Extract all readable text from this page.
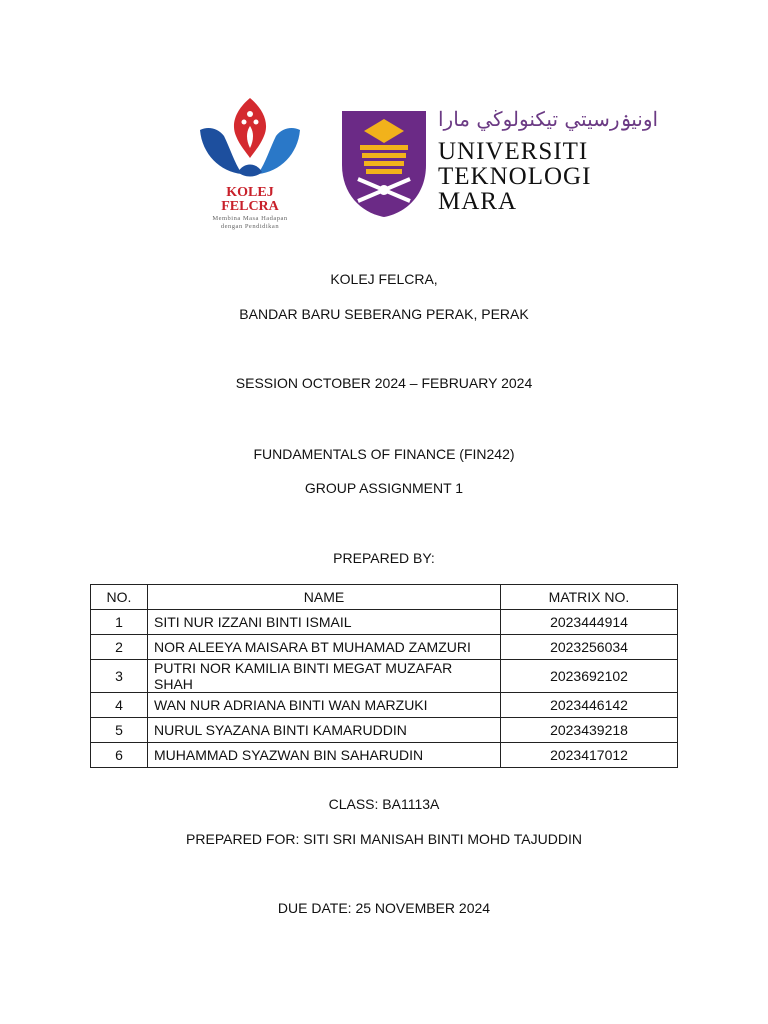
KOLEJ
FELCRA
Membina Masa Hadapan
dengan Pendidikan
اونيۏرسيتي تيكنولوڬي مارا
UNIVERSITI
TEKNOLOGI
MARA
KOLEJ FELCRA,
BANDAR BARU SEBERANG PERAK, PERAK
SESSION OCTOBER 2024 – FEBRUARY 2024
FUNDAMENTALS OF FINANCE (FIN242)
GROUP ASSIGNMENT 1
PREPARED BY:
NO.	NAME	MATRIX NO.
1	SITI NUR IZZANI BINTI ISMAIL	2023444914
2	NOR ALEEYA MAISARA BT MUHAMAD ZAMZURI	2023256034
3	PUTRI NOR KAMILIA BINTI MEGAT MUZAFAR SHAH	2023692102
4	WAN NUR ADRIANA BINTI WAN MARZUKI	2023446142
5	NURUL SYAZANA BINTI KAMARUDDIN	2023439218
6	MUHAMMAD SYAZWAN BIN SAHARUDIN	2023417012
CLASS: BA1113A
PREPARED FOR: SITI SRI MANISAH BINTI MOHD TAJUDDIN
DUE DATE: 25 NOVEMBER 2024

◆ WHAT NEEDS TO BE DONE ◆
Copy the records above exactly, leaving out every picture.

◆ ANSWER BELOW ◆
Extract all readable text from this page.
KOLEJ
FELCRA
Membina Masa Hadapan
dengan Pendidikan
اونيۏرسيتي تيكنولوڬي مارا
UNIVERSITI
TEKNOLOGI
MARA
KOLEJ FELCRA,
BANDAR BARU SEBERANG PERAK, PERAK
SESSION OCTOBER 2024 – FEBRUARY 2024
FUNDAMENTALS OF FINANCE (FIN242)
GROUP ASSIGNMENT 1
PREPARED BY:
NO.	NAME	MATRIX NO.
1	SITI NUR IZZANI BINTI ISMAIL	2023444914
2	NOR ALEEYA MAISARA BT MUHAMAD ZAMZURI	2023256034
3	PUTRI NOR KAMILIA BINTI MEGAT MUZAFAR SHAH	2023692102
4	WAN NUR ADRIANA BINTI WAN MARZUKI	2023446142
5	NURUL SYAZANA BINTI KAMARUDDIN	2023439218
6	MUHAMMAD SYAZWAN BIN SAHARUDIN	2023417012
CLASS: BA1113A
PREPARED FOR: SITI SRI MANISAH BINTI MOHD TAJUDDIN
DUE DATE: 25 NOVEMBER 2024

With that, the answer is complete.